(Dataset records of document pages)

- Opening Delimiter -

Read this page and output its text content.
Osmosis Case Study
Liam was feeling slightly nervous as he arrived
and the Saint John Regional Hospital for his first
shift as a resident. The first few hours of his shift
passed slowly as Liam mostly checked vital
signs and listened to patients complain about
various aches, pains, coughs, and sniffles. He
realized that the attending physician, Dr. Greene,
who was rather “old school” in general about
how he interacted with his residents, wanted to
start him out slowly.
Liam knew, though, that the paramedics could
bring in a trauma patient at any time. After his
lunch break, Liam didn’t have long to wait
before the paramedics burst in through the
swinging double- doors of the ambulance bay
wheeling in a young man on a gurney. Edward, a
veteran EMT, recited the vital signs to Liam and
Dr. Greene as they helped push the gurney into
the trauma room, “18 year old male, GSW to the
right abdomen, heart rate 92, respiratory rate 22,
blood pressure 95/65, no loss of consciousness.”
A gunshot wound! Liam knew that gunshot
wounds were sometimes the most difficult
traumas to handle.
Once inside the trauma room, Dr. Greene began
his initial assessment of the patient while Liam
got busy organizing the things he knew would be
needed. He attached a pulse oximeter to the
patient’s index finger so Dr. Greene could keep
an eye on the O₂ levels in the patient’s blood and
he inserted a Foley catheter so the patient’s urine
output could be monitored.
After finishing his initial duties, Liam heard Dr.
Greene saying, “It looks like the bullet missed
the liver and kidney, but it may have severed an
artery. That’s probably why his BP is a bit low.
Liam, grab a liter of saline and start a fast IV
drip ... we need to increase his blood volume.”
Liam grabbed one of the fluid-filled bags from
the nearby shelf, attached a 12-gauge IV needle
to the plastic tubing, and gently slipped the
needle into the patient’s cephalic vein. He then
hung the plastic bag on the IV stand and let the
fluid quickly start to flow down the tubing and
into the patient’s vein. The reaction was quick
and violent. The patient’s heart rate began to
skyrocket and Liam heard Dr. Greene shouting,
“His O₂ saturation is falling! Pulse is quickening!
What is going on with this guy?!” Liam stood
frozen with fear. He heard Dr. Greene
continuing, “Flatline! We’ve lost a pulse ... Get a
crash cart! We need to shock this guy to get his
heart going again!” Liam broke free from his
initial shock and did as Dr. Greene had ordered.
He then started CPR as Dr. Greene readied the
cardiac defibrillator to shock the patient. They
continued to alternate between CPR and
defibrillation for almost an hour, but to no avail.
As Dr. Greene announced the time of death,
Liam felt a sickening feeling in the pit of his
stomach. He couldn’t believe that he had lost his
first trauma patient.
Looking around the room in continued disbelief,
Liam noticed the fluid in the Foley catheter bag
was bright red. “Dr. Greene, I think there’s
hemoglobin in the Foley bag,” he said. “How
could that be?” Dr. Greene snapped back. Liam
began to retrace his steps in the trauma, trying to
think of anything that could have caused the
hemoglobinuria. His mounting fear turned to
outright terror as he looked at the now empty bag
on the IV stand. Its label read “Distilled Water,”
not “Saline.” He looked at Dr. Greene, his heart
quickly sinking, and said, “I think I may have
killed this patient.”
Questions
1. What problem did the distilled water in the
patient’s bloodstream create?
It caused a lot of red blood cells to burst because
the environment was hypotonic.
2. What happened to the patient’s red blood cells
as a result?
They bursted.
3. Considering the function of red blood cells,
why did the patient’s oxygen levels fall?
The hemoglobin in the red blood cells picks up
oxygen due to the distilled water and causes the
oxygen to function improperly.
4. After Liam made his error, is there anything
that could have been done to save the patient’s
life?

- Closing Delimiter -

• _Task objective_: Output the records once more, exactly as they stand.

• _Result for this task_:
Read this page and output its text content.
Osmosis Case Study
Liam was feeling slightly nervous as he arrived
and the Saint John Regional Hospital for his first
shift as a resident. The first few hours of his shift
passed slowly as Liam mostly checked vital
signs and listened to patients complain about
various aches, pains, coughs, and sniffles. He
realized that the attending physician, Dr. Greene,
who was rather “old school” in general about
how he interacted with his residents, wanted to
start him out slowly.
Liam knew, though, that the paramedics could
bring in a trauma patient at any time. After his
lunch break, Liam didn’t have long to wait
before the paramedics burst in through the
swinging double- doors of the ambulance bay
wheeling in a young man on a gurney. Edward, a
veteran EMT, recited the vital signs to Liam and
Dr. Greene as they helped push the gurney into
the trauma room, “18 year old male, GSW to the
right abdomen, heart rate 92, respiratory rate 22,
blood pressure 95/65, no loss of consciousness.”
A gunshot wound! Liam knew that gunshot
wounds were sometimes the most difficult
traumas to handle.
Once inside the trauma room, Dr. Greene began
his initial assessment of the patient while Liam
got busy organizing the things he knew would be
needed. He attached a pulse oximeter to the
patient’s index finger so Dr. Greene could keep
an eye on the O₂ levels in the patient’s blood and
he inserted a Foley catheter so the patient’s urine
output could be monitored.
After finishing his initial duties, Liam heard Dr.
Greene saying, “It looks like the bullet missed
the liver and kidney, but it may have severed an
artery. That’s probably why his BP is a bit low.
Liam, grab a liter of saline and start a fast IV
drip ... we need to increase his blood volume.”
Liam grabbed one of the fluid-filled bags from
the nearby shelf, attached a 12-gauge IV needle
to the plastic tubing, and gently slipped the
needle into the patient’s cephalic vein. He then
hung the plastic bag on the IV stand and let the
fluid quickly start to flow down the tubing and
into the patient’s vein. The reaction was quick
and violent. The patient’s heart rate began to
skyrocket and Liam heard Dr. Greene shouting,
“His O₂ saturation is falling! Pulse is quickening!
What is going on with this guy?!” Liam stood
frozen with fear. He heard Dr. Greene
continuing, “Flatline! We’ve lost a pulse ... Get a
crash cart! We need to shock this guy to get his
heart going again!” Liam broke free from his
initial shock and did as Dr. Greene had ordered.
He then started CPR as Dr. Greene readied the
cardiac defibrillator to shock the patient. They
continued to alternate between CPR and
defibrillation for almost an hour, but to no avail.
As Dr. Greene announced the time of death,
Liam felt a sickening feeling in the pit of his
stomach. He couldn’t believe that he had lost his
first trauma patient.
Looking around the room in continued disbelief,
Liam noticed the fluid in the Foley catheter bag
was bright red. “Dr. Greene, I think there’s
hemoglobin in the Foley bag,” he said. “How
could that be?” Dr. Greene snapped back. Liam
began to retrace his steps in the trauma, trying to
think of anything that could have caused the
hemoglobinuria. His mounting fear turned to
outright terror as he looked at the now empty bag
on the IV stand. Its label read “Distilled Water,”
not “Saline.” He looked at Dr. Greene, his heart
quickly sinking, and said, “I think I may have
killed this patient.”
Questions
1. What problem did the distilled water in the
patient’s bloodstream create?
It caused a lot of red blood cells to burst because
the environment was hypotonic.
2. What happened to the patient’s red blood cells
as a result?
They bursted.
3. Considering the function of red blood cells,
why did the patient’s oxygen levels fall?
The hemoglobin in the red blood cells picks up
oxygen due to the distilled water and causes the
oxygen to function improperly.
4. After Liam made his error, is there anything
that could have been done to save the patient’s
life?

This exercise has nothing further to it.